Prompt: Collect every line of the records below that contains the word "常想立身之本".

Data excerpts:
------------------------------------------------------------------------

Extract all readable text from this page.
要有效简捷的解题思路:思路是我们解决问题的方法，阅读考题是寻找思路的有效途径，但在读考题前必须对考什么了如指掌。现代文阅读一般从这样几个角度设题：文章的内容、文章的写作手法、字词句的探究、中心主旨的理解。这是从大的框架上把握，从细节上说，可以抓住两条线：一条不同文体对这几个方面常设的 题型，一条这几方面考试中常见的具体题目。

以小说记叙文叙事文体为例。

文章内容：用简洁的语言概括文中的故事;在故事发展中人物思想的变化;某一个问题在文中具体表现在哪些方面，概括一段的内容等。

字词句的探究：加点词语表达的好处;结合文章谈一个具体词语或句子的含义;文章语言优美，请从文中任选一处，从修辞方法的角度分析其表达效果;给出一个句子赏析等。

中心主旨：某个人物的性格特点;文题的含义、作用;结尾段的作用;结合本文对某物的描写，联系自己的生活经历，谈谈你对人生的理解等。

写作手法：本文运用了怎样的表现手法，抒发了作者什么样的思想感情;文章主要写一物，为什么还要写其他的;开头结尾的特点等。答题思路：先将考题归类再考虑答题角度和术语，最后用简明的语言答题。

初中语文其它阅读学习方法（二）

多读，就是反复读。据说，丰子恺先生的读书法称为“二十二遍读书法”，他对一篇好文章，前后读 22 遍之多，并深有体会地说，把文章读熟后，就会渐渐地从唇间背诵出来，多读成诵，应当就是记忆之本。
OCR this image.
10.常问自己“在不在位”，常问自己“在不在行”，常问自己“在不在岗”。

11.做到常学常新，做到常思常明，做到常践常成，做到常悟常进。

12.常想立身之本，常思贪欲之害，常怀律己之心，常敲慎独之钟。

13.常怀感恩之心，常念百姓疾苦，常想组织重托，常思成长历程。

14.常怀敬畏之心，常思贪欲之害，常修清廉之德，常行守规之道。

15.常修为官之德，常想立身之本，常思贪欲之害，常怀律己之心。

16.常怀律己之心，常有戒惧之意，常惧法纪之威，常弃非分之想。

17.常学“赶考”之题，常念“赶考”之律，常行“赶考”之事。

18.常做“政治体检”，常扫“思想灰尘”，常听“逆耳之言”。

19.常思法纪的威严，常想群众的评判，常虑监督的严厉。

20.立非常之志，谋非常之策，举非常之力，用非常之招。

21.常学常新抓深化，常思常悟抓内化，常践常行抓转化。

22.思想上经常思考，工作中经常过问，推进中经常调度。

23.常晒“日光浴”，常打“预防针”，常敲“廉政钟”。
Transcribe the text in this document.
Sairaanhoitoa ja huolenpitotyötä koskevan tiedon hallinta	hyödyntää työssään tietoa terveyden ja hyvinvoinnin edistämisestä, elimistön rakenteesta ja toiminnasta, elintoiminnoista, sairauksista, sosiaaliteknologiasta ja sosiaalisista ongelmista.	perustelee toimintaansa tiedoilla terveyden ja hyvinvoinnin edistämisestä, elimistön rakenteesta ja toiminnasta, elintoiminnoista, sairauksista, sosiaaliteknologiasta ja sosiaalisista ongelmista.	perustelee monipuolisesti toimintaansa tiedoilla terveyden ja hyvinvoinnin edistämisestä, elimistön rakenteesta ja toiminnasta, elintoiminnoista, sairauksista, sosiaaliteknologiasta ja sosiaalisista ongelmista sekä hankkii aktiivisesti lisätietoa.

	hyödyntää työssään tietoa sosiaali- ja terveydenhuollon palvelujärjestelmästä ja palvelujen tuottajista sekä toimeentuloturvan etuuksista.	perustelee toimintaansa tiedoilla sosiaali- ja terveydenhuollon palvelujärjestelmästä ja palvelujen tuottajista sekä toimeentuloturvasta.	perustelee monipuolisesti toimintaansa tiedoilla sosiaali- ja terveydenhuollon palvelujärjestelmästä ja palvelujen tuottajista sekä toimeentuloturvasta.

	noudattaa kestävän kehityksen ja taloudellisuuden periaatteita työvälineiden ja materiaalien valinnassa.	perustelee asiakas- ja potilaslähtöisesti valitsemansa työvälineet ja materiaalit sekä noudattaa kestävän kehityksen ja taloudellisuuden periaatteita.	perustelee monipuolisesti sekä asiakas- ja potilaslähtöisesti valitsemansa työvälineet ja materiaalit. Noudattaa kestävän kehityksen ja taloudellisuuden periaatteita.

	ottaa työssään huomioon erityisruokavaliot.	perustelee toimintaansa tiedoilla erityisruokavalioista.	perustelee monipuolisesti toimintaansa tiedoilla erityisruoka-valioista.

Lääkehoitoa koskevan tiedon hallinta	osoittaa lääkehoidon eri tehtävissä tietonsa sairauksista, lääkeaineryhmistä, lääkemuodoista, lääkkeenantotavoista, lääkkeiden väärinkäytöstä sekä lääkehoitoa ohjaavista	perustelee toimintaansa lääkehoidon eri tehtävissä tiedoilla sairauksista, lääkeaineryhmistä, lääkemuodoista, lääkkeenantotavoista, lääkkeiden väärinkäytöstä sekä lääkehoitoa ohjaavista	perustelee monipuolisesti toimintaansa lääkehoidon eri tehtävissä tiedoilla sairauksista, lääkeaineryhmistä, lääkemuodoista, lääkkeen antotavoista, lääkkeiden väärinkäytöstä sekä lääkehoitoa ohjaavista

------------------------------------------------------------------------

Output for this exercise:
12.常想立身之本，常思贪欲之害，常怀律己之心，常敲慎独之钟。
15.常修为官之德，常想立身之本，常思贪欲之害，常怀律己之心。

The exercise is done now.